DATASET start

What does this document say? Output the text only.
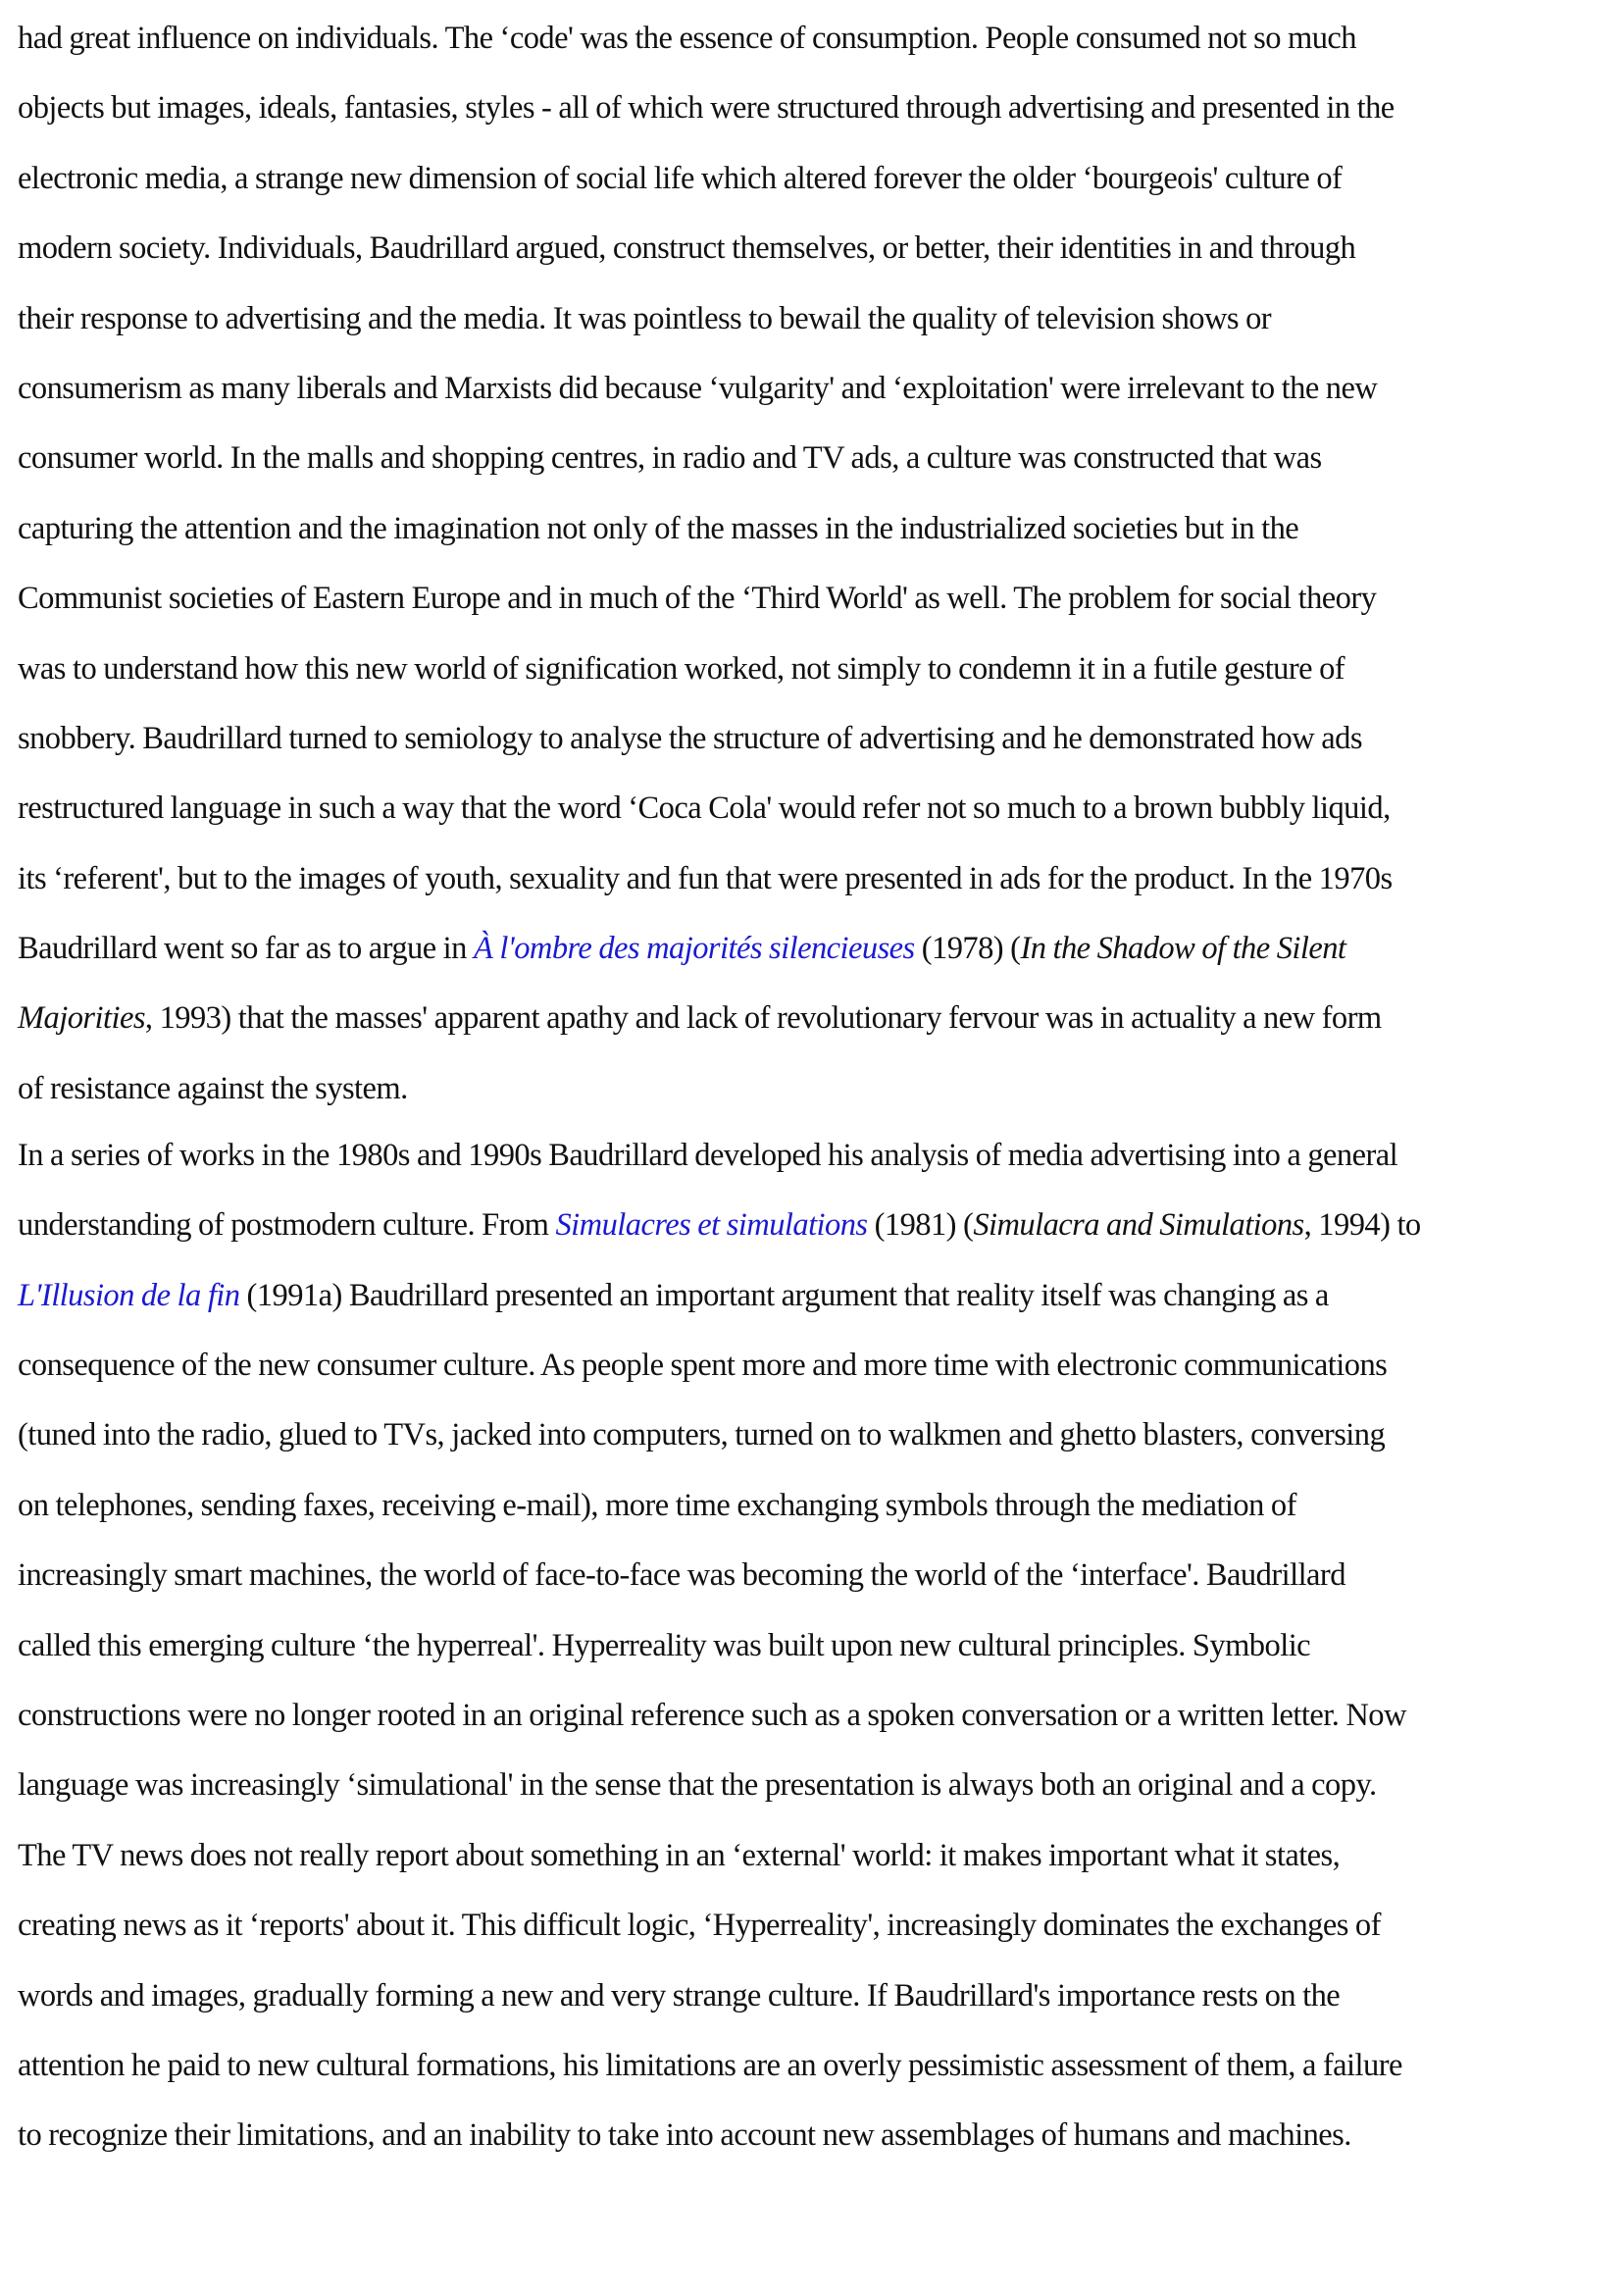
had great influence on individuals. The ‘code' was the essence of consumption. People consumed not so much
objects but images, ideals, fantasies, styles - all of which were structured through advertising and presented in the
electronic media, a strange new dimension of social life which altered forever the older ‘bourgeois' culture of
modern society. Individuals, Baudrillard argued, construct themselves, or better, their identities in and through
their response to advertising and the media. It was pointless to bewail the quality of television shows or
consumerism as many liberals and Marxists did because ‘vulgarity' and ‘exploitation' were irrelevant to the new
consumer world. In the malls and shopping centres, in radio and TV ads, a culture was constructed that was
capturing the attention and the imagination not only of the masses in the industrialized societies but in the
Communist societies of Eastern Europe and in much of the ‘Third World' as well. The problem for social theory
was to understand how this new world of signification worked, not simply to condemn it in a futile gesture of
snobbery. Baudrillard turned to semiology to analyse the structure of advertising and he demonstrated how ads
restructured language in such a way that the word ‘Coca Cola' would refer not so much to a brown bubbly liquid,
its ‘referent', but to the images of youth, sexuality and fun that were presented in ads for the product. In the 1970s
Baudrillard went so far as to argue in À l'ombre des majorités silencieuses (1978) (In the Shadow of the Silent
Majorities, 1993) that the masses' apparent apathy and lack of revolutionary fervour was in actuality a new form
of resistance against the system.
In a series of works in the 1980s and 1990s Baudrillard developed his analysis of media advertising into a general
understanding of postmodern culture. From Simulacres et simulations (1981) (Simulacra and Simulations, 1994) to
L'Illusion de la fin (1991a) Baudrillard presented an important argument that reality itself was changing as a
consequence of the new consumer culture. As people spent more and more time with electronic communications
(tuned into the radio, glued to TVs, jacked into computers, turned on to walkmen and ghetto blasters, conversing
on telephones, sending faxes, receiving e-mail), more time exchanging symbols through the mediation of
increasingly smart machines, the world of face-to-face was becoming the world of the ‘interface'. Baudrillard
called this emerging culture ‘the hyperreal'. Hyperreality was built upon new cultural principles. Symbolic
constructions were no longer rooted in an original reference such as a spoken conversation or a written letter. Now
language was increasingly ‘simulational' in the sense that the presentation is always both an original and a copy.
The TV news does not really report about something in an ‘external' world: it makes important what it states,
creating news as it ‘reports' about it. This difficult logic, ‘Hyperreality', increasingly dominates the exchanges of
words and images, gradually forming a new and very strange culture. If Baudrillard's importance rests on the
attention he paid to new cultural formations, his limitations are an overly pessimistic assessment of them, a failure
to recognize their limitations, and an inability to take into account new assemblages of humans and machines.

DATASET end

TASK REQUIREMENTS:
Collect every line above that contains the word "time".

RESULT OF THE EXERCISE:
consequence of the new consumer culture. As people spent more and more time with electronic communications
on telephones, sending faxes, receiving e-mail), more time exchanging symbols through the mediation of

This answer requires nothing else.